## Exercise details
Report the count of lines below in which the string "Grid" occurs; include nothing else.
*****
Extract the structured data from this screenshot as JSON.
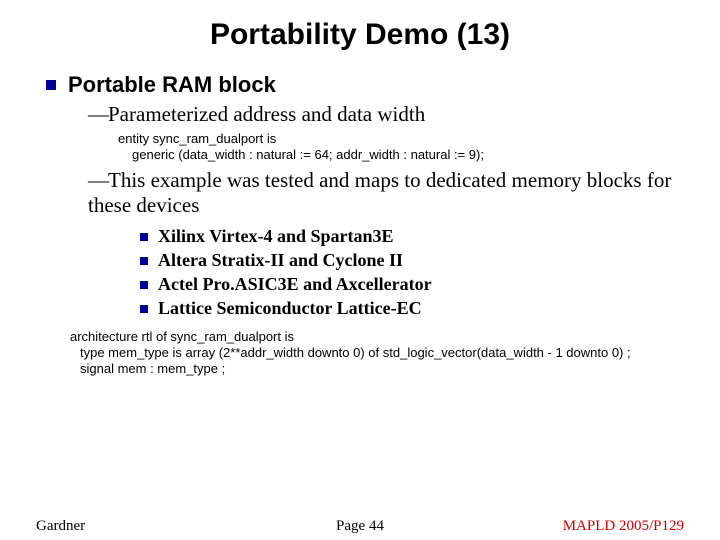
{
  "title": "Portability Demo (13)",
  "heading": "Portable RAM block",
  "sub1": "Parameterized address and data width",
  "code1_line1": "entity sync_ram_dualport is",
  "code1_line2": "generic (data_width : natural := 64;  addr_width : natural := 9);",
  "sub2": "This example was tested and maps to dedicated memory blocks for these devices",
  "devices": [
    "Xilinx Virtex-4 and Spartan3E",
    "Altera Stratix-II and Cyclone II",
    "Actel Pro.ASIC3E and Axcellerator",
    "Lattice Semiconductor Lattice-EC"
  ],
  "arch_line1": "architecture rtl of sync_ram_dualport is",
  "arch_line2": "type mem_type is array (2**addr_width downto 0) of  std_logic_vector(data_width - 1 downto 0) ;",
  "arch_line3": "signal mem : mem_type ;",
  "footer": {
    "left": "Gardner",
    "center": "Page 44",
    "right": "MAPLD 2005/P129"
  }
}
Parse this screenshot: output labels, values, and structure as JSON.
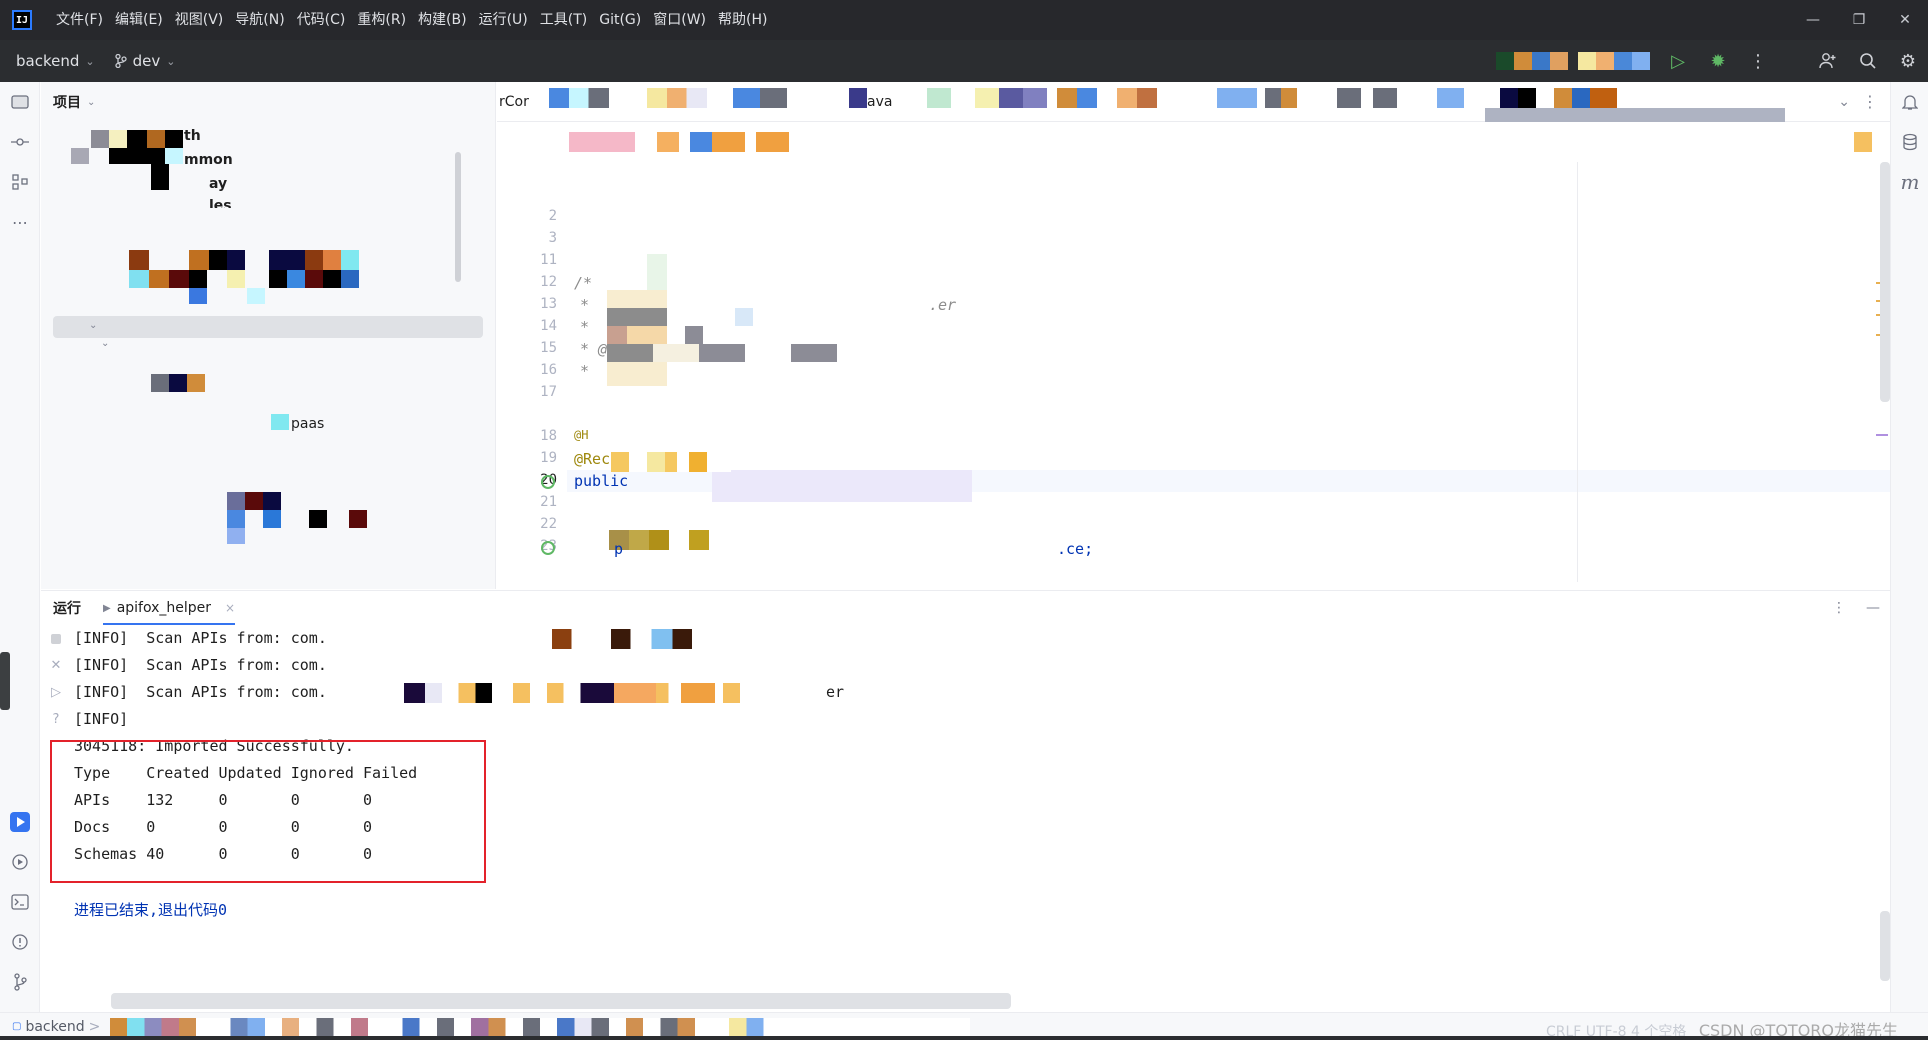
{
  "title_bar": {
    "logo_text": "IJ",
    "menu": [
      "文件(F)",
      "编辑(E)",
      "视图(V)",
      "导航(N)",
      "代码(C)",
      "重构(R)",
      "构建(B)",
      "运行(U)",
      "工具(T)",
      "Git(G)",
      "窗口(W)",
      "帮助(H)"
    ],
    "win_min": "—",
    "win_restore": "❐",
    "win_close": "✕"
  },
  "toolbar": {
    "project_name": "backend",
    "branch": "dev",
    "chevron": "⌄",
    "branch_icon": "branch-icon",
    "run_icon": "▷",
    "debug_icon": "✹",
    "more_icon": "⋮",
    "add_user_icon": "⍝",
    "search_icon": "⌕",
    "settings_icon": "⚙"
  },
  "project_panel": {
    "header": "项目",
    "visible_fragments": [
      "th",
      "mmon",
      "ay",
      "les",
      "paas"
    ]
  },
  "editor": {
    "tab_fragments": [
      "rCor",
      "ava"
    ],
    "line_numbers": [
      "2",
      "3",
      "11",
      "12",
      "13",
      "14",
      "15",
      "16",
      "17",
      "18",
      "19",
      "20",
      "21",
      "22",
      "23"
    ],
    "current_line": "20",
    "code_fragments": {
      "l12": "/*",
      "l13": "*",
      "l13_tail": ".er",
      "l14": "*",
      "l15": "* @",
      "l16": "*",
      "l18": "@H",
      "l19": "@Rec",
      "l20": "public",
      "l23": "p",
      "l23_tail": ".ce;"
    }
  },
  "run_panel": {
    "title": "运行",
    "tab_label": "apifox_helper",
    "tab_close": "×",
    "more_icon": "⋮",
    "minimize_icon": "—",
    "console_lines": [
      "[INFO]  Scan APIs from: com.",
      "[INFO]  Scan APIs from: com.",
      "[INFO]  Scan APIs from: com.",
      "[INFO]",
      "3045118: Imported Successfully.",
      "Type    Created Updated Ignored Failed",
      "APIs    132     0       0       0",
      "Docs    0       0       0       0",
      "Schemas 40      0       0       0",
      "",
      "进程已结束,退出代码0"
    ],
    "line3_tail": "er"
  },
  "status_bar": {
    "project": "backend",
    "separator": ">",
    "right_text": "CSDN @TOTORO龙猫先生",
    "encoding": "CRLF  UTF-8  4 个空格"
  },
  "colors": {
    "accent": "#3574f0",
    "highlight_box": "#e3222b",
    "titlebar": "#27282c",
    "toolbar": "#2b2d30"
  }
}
*****
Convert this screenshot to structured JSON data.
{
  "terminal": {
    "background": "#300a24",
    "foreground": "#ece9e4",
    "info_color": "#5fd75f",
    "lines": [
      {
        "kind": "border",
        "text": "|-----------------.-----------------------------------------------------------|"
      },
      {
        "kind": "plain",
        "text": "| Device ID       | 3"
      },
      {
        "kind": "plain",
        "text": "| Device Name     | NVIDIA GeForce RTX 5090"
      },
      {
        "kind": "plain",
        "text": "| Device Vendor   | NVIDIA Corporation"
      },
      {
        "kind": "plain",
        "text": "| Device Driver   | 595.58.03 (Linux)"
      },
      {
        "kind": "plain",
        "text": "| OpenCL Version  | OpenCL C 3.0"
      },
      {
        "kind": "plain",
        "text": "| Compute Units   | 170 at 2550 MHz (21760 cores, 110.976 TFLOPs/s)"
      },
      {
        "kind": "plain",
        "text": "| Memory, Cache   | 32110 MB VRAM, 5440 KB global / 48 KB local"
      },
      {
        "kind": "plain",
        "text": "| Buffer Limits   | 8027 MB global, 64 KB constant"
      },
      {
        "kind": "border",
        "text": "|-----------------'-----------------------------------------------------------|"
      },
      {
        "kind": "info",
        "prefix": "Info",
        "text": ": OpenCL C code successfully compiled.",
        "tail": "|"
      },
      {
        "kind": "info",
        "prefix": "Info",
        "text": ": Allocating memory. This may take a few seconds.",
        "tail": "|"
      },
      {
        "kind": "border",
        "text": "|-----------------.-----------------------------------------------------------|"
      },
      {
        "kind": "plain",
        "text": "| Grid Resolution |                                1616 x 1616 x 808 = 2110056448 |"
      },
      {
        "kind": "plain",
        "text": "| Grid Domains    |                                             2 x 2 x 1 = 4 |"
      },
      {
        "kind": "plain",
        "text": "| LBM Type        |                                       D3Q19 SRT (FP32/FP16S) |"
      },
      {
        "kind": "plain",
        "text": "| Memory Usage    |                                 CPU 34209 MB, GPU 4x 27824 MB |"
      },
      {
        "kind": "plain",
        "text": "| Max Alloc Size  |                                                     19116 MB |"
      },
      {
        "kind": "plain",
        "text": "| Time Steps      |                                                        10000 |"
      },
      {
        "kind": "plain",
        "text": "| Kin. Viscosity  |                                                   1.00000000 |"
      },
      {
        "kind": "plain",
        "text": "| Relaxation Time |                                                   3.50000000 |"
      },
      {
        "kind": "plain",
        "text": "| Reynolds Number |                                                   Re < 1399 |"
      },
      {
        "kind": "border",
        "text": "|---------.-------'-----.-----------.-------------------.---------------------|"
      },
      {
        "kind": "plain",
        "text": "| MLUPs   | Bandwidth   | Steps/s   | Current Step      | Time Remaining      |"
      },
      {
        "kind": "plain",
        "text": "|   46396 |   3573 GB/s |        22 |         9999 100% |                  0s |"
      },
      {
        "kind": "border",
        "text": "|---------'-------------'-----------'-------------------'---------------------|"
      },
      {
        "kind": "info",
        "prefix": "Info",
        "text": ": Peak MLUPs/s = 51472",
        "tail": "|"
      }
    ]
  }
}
*****
## Expected answer
2